● Goal
Collect every line that includes the string "MAIL".

● Listed entries
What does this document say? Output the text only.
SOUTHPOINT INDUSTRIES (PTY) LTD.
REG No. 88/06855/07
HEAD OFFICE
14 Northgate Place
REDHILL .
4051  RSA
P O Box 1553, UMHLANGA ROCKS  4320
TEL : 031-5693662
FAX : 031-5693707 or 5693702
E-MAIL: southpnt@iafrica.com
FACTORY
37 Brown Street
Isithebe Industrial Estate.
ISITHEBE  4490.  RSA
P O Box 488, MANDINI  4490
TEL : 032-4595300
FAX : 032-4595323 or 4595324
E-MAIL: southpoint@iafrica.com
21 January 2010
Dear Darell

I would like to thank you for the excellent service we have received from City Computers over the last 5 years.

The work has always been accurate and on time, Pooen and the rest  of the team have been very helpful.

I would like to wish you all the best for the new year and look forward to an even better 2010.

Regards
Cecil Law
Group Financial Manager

● Expected answer
E-MAIL: southpnt@iafrica.com
E-MAIL: southpoint@iafrica.com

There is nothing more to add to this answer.